§ **EXERCISE INSTRUCTIONS**
What follows is a listing; give it again exactly, in its entirety.

## begin THE RECORDS

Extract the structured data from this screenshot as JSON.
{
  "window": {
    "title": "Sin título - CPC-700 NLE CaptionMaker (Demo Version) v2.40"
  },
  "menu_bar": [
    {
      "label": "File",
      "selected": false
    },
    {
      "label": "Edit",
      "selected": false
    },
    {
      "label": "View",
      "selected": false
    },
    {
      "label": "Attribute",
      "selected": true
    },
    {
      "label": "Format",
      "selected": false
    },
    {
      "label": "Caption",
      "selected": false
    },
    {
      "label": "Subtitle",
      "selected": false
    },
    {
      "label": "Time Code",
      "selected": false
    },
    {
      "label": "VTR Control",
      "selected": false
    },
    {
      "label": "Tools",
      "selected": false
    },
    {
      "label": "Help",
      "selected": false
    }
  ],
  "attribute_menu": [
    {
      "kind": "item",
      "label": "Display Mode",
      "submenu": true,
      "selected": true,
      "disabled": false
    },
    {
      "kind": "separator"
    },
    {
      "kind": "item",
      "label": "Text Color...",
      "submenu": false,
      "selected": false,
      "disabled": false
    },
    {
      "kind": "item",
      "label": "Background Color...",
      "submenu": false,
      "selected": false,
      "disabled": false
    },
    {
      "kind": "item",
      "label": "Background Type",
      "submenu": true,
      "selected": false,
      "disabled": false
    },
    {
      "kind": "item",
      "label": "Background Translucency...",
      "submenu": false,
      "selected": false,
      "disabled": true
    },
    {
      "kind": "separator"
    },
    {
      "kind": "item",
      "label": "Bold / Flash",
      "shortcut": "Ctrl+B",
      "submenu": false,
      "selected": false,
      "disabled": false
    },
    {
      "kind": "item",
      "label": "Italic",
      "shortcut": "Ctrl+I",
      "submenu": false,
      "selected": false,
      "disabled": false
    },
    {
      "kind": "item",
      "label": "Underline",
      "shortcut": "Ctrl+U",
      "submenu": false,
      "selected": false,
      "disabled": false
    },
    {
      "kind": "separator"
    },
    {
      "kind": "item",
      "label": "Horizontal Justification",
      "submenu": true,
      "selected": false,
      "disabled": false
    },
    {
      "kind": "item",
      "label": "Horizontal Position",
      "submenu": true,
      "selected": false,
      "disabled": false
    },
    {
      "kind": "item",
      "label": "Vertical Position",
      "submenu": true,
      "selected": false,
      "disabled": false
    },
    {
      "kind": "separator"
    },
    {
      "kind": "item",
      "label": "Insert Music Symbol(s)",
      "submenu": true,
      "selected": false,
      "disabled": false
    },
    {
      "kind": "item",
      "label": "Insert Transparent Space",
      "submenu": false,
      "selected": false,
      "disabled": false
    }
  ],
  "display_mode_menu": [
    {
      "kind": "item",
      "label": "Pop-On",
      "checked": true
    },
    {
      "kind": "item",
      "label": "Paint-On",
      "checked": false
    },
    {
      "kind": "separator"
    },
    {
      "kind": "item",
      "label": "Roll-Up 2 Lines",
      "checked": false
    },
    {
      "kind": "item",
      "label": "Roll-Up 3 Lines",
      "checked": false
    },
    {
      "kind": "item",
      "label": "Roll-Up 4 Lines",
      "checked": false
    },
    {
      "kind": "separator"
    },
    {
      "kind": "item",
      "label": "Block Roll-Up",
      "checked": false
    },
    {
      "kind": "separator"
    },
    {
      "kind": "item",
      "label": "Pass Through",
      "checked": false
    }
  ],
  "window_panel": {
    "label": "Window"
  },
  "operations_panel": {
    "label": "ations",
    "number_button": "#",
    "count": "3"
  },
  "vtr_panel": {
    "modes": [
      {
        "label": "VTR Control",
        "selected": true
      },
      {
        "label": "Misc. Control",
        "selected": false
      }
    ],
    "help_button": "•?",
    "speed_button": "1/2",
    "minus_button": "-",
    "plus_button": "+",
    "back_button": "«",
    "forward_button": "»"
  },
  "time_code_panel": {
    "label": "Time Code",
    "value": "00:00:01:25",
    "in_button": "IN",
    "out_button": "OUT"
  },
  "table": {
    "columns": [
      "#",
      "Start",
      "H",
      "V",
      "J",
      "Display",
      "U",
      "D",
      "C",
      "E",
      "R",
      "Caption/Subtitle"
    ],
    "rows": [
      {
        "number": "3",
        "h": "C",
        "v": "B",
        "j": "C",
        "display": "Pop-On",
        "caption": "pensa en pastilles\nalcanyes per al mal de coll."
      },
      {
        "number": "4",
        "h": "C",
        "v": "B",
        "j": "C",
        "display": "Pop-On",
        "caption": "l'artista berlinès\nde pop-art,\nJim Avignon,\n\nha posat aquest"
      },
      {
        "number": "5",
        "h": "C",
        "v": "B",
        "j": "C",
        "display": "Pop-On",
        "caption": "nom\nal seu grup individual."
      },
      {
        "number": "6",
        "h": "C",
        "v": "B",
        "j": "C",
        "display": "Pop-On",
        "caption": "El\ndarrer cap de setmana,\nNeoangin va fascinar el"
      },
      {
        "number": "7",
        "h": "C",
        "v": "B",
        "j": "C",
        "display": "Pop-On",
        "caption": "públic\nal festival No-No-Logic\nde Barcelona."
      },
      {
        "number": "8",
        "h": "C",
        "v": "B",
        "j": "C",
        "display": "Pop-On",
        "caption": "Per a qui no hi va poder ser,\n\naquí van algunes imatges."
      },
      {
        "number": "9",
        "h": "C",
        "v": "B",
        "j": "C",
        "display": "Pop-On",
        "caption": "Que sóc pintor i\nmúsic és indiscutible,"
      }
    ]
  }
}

## end THE RECORDS

§ **TASK SOLUTION**
Extract the structured data from this screenshot as JSON.
{
  "window": {
    "title": "Sin título - CPC-700 NLE CaptionMaker (Demo Version) v2.40"
  },
  "menu_bar": [
    {
      "label": "File",
      "selected": false
    },
    {
      "label": "Edit",
      "selected": false
    },
    {
      "label": "View",
      "selected": false
    },
    {
      "label": "Attribute",
      "selected": true
    },
    {
      "label": "Format",
      "selected": false
    },
    {
      "label": "Caption",
      "selected": false
    },
    {
      "label": "Subtitle",
      "selected": false
    },
    {
      "label": "Time Code",
      "selected": false
    },
    {
      "label": "VTR Control",
      "selected": false
    },
    {
      "label": "Tools",
      "selected": false
    },
    {
      "label": "Help",
      "selected": false
    }
  ],
  "attribute_menu": [
    {
      "kind": "item",
      "label": "Display Mode",
      "submenu": true,
      "selected": true,
      "disabled": false
    },
    {
      "kind": "separator"
    },
    {
      "kind": "item",
      "label": "Text Color...",
      "submenu": false,
      "selected": false,
      "disabled": false
    },
    {
      "kind": "item",
      "label": "Background Color...",
      "submenu": false,
      "selected": false,
      "disabled": false
    },
    {
      "kind": "item",
      "label": "Background Type",
      "submenu": true,
      "selected": false,
      "disabled": false
    },
    {
      "kind": "item",
      "label": "Background Translucency...",
      "submenu": false,
      "selected": false,
      "disabled": true
    },
    {
      "kind": "separator"
    },
    {
      "kind": "item",
      "label": "Bold / Flash",
      "shortcut": "Ctrl+B",
      "submenu": false,
      "selected": false,
      "disabled": false
    },
    {
      "kind": "item",
      "label": "Italic",
      "shortcut": "Ctrl+I",
      "submenu": false,
      "selected": false,
      "disabled": false
    },
    {
      "kind": "item",
      "label": "Underline",
      "shortcut": "Ctrl+U",
      "submenu": false,
      "selected": false,
      "disabled": false
    },
    {
      "kind": "separator"
    },
    {
      "kind": "item",
      "label": "Horizontal Justification",
      "submenu": true,
      "selected": false,
      "disabled": false
    },
    {
      "kind": "item",
      "label": "Horizontal Position",
      "submenu": true,
      "selected": false,
      "disabled": false
    },
    {
      "kind": "item",
      "label": "Vertical Position",
      "submenu": true,
      "selected": false,
      "disabled": false
    },
    {
      "kind": "separator"
    },
    {
      "kind": "item",
      "label": "Insert Music Symbol(s)",
      "submenu": true,
      "selected": false,
      "disabled": false
    },
    {
      "kind": "item",
      "label": "Insert Transparent Space",
      "submenu": false,
      "selected": false,
      "disabled": false
    }
  ],
  "display_mode_menu": [
    {
      "kind": "item",
      "label": "Pop-On",
      "checked": true
    },
    {
      "kind": "item",
      "label": "Paint-On",
      "checked": false
    },
    {
      "kind": "separator"
    },
    {
      "kind": "item",
      "label": "Roll-Up 2 Lines",
      "checked": false
    },
    {
      "kind": "item",
      "label": "Roll-Up 3 Lines",
      "checked": false
    },
    {
      "kind": "item",
      "label": "Roll-Up 4 Lines",
      "checked": false
    },
    {
      "kind": "separator"
    },
    {
      "kind": "item",
      "label": "Block Roll-Up",
      "checked": false
    },
    {
      "kind": "separator"
    },
    {
      "kind": "item",
      "label": "Pass Through",
      "checked": false
    }
  ],
  "window_panel": {
    "label": "Window"
  },
  "operations_panel": {
    "label": "ations",
    "number_button": "#",
    "count": "3"
  },
  "vtr_panel": {
    "modes": [
      {
        "label": "VTR Control",
        "selected": true
      },
      {
        "label": "Misc. Control",
        "selected": false
      }
    ],
    "help_button": "•?",
    "speed_button": "1/2",
    "minus_button": "-",
    "plus_button": "+",
    "back_button": "«",
    "forward_button": "»"
  },
  "time_code_panel": {
    "label": "Time Code",
    "value": "00:00:01:25",
    "in_button": "IN",
    "out_button": "OUT"
  },
  "table": {
    "columns": [
      "#",
      "Start",
      "H",
      "V",
      "J",
      "Display",
      "U",
      "D",
      "C",
      "E",
      "R",
      "Caption/Subtitle"
    ],
    "rows": [
      {
        "number": "3",
        "h": "C",
        "v": "B",
        "j": "C",
        "display": "Pop-On",
        "caption": "pensa en pastilles\nalcanyes per al mal de coll."
      },
      {
        "number": "4",
        "h": "C",
        "v": "B",
        "j": "C",
        "display": "Pop-On",
        "caption": "l'artista berlinès\nde pop-art,\nJim Avignon,\n\nha posat aquest"
      },
      {
        "number": "5",
        "h": "C",
        "v": "B",
        "j": "C",
        "display": "Pop-On",
        "caption": "nom\nal seu grup individual."
      },
      {
        "number": "6",
        "h": "C",
        "v": "B",
        "j": "C",
        "display": "Pop-On",
        "caption": "El\ndarrer cap de setmana,\nNeoangin va fascinar el"
      },
      {
        "number": "7",
        "h": "C",
        "v": "B",
        "j": "C",
        "display": "Pop-On",
        "caption": "públic\nal festival No-No-Logic\nde Barcelona."
      },
      {
        "number": "8",
        "h": "C",
        "v": "B",
        "j": "C",
        "display": "Pop-On",
        "caption": "Per a qui no hi va poder ser,\n\naquí van algunes imatges."
      },
      {
        "number": "9",
        "h": "C",
        "v": "B",
        "j": "C",
        "display": "Pop-On",
        "caption": "Que sóc pintor i\nmúsic és indiscutible,"
      }
    ]
  }
}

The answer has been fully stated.